SET OF TASKS:
**a)** Reproduce the rows word for word, from the first row through the row containing "ls-row: drwx------ 11".
**b)** Please pick up the text on packaging Christmas tree decorations and continue writing from where it stops.

PROVIDED TEXT:
====================

Importer specification

You should pack Christmas tree decorations according to the importer’s instructions. They have their own specific requirements for the use of packaging materials, filling boxes, palletisation and stowing containers. Always ask for the importer’s order specifications. These are part of the purchase order.

Damage prevention

Properly packaging Christmas decoration minimises the risk of damage by shocks or humidity. How an item is packaged for export depends on how easily it can be damaged. Packaging should ensure the items inside a cardboard box cannot damage each other. It should also prevent damage to the boxes when they are stacked inside the container. Packaging therefore usually consists of outer and inner cardboard boxes filled with protective materials like bubble wrap or paper.

Dimensions and weight

Packaging must be of easy-to-handle dimensions and weight. Standards are often related to labour regulations at the point of destination, specified by the buyer. Boxes are usually palletised for air or sea transport. Make maximum use of pallet space.

Cost reduction

Nesting or stacking the items inside the container reduces costs. While packing has to provide maximum protection, you must also avoid using excess materials or shipping “air”. Waste removal is a cost to buyers.


Importers are increasingly banning wooden crating and packaging due to their unsustainability and high material and disposal costs. Economical and sustainable packaging materials are more popular. Using biodegradable packing materials can be a market opportunity. For some buyers, it can even be a demand.

Consumer packaging

Retailers often sell Christmas tree decorations as loose items. This allows consumers to create their own collection. Therefore consumer packaging is not very relevant and seasonal wrapping is done at the point of sale. In the lower segments pre-packaged sets come in basic functional packaging. If the retailer wants to add their branding to the final gift you may be asked to print tags or labels, but these are usually part of the retailer’s own marketing communication and produced in Europe.

2. Which European markets offer opportunities for exporters of Christmas tree decorations?

====================

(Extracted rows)
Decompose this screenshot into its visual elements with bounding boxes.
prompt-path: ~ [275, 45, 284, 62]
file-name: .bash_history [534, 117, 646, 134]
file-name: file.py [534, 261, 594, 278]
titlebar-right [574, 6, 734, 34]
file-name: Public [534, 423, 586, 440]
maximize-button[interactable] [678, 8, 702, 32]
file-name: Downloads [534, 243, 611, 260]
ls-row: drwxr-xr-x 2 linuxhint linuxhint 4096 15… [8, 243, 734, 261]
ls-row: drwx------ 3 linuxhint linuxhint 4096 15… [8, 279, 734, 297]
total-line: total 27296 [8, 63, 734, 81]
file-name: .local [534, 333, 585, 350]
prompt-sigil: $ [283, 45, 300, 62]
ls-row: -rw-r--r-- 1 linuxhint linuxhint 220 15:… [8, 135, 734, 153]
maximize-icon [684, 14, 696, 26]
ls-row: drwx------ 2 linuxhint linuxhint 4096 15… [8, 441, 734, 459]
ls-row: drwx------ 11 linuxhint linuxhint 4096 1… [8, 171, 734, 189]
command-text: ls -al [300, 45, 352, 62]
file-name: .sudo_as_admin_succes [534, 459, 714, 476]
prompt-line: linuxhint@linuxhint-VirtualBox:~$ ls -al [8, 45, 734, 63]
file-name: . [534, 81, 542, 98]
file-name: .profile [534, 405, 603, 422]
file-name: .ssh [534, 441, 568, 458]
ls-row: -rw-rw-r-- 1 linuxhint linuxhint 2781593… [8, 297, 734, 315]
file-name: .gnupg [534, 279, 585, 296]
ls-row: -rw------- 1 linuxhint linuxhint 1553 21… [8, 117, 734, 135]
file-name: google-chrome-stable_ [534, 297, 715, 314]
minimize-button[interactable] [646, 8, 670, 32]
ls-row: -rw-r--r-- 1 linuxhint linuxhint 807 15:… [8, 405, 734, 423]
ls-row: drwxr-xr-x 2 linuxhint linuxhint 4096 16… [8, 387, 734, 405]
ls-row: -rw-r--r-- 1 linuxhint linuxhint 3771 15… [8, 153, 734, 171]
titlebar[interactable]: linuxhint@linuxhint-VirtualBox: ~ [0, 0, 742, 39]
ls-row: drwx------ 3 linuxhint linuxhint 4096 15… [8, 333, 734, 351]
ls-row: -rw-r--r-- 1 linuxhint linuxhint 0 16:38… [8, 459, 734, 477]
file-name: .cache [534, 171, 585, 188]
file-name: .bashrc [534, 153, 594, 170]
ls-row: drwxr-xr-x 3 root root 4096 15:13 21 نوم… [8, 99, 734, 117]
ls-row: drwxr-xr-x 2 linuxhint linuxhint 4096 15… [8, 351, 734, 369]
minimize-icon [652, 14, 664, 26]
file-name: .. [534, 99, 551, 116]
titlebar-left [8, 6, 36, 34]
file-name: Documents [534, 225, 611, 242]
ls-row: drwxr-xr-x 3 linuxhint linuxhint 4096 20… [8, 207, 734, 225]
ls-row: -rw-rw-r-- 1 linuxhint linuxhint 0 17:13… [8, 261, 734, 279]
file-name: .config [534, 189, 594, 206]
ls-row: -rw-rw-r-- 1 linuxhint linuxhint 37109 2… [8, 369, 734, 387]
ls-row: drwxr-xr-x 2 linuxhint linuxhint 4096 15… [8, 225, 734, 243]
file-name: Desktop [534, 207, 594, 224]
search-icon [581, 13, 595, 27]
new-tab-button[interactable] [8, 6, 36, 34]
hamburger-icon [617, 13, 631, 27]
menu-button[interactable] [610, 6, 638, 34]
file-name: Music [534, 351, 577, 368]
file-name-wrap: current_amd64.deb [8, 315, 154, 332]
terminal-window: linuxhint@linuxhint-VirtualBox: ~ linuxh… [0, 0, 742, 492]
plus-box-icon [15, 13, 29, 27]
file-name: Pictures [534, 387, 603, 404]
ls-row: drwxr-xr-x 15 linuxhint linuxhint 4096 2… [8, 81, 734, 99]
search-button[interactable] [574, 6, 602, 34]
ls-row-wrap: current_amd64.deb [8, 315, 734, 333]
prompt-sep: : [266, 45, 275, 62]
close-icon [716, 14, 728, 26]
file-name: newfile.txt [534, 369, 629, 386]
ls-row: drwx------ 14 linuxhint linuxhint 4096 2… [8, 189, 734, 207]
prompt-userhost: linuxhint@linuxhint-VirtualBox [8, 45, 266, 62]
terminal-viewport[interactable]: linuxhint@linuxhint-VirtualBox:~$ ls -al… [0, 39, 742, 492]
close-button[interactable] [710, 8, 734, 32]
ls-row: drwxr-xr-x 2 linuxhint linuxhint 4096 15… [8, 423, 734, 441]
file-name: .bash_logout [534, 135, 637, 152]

====================

RESULTS:
**a)**
Decompose this screenshot into its visual elements with bounding boxes.
prompt-path: ~ [275, 45, 284, 62]
file-name: .bash_history [534, 117, 646, 134]
file-name: file.py [534, 261, 594, 278]
titlebar-right [574, 6, 734, 34]
file-name: Public [534, 423, 586, 440]
maximize-button[interactable] [678, 8, 702, 32]
file-name: Downloads [534, 243, 611, 260]
ls-row: drwxr-xr-x 2 linuxhint linuxhint 4096 15… [8, 243, 734, 261]
ls-row: drwx------ 3 linuxhint linuxhint 4096 15… [8, 279, 734, 297]
total-line: total 27296 [8, 63, 734, 81]
file-name: .local [534, 333, 585, 350]
prompt-sigil: $ [283, 45, 300, 62]
ls-row: -rw-r--r-- 1 linuxhint linuxhint 220 15:… [8, 135, 734, 153]
maximize-icon [684, 14, 696, 26]
ls-row: drwx------ 2 linuxhint linuxhint 4096 15… [8, 441, 734, 459]
ls-row: drwx------ 11 linuxhint linuxhint 4096 1… [8, 171, 734, 189]

**b)**
European imports of Christmas articles are growing, with the majority sourced from developing countries. The United Kingdom is by far the largest importer of Christmas articles in Europe, with a strong imports from developing country suppliers. This makes it an especially interesting focus market. Other promising markets are Germany, the Netherlands and Italy.

Where is consumer demand?

  • European demand for Christmas articles increased between 2012 and 2016. With an average annual growth rate of 6.6% it reached €891 million in 2014.
  • Demand is highest in the United Kingdom at €262 million, Italy follows at €129 million.

What is the role of European production in supplying European demand?

  • Europe’s demand for Christmas articles is significantly higher than its production. This drives imports, making Europe an interesting market.
  • European production of Christmas articles decreased between 2012 and 2016. With an average annual growth rate of −8.8%, it fell to €79 million in 2016.
  • Italy is responsible for 46% of European Christmas article production, followed by Poland with 23%.

Which countries are most interesting in terms of Christmas spending?

On average, European holiday spending for 2017 is estimated at €445 per consumer. This was an increase of 2.6% compared to 2016. Some 42% (€188) of this was spent on gifts, a further 30% (€131) on food and drink. These categories are especially relevant for the sales of home decoration products. Consumers in Spain and the United Kingdom are expected to be the top spenders, with British consumers leading on gifts.

Which countries are most interesting in terms of imports from developing countries?

  • European imports of Christmas articles increased from €814 million in 2012 to €1.1 billion in 2016. This resulted in an average annual growth rate of 8.0%.
  • In the coming years, European imports are expected to keep growing moderately.
  • Developing countries are Europe’s main source of Christmas articles. They supply 70% of European imports, amounting to €778 million. This share is predicted to be fairly stable in the coming years.
  • In reality, a lot of the Christmas articles imported from western European countries actually concerns re-exporting products manufactured in developing countries.
  • The United Kingdom is Europe’s leading importer of Christmas articles by far, at €281 million in 2016, followed by Germany (€126 million) and the Netherlands (€123 million).
  • The United Kingdom is also the leading importer of Christmas articles from developing countries, at €262 million. This is 93% of its total imports of Christmas articles!
  • The Netherlands and Italy also source 87% and 79% of their imports from developing countries respectively.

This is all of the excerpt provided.